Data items
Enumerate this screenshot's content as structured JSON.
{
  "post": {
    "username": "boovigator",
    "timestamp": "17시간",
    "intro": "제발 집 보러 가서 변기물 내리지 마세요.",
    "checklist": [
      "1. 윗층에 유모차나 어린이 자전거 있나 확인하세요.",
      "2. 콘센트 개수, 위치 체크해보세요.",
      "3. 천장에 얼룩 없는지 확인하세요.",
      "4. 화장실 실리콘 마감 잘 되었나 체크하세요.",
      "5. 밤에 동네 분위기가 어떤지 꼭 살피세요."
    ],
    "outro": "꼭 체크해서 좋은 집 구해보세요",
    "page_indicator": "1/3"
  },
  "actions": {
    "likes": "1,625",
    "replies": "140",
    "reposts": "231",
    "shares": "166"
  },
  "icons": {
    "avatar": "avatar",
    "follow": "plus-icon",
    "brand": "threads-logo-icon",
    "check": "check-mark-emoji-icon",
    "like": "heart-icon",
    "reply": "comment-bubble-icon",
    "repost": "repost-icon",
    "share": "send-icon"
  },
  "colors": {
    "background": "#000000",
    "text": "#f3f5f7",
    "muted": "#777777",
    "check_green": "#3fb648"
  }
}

• [Task statement]: Answer with one number: how many lines of the entries above include the word "확인하세요".

• [Task output]: 2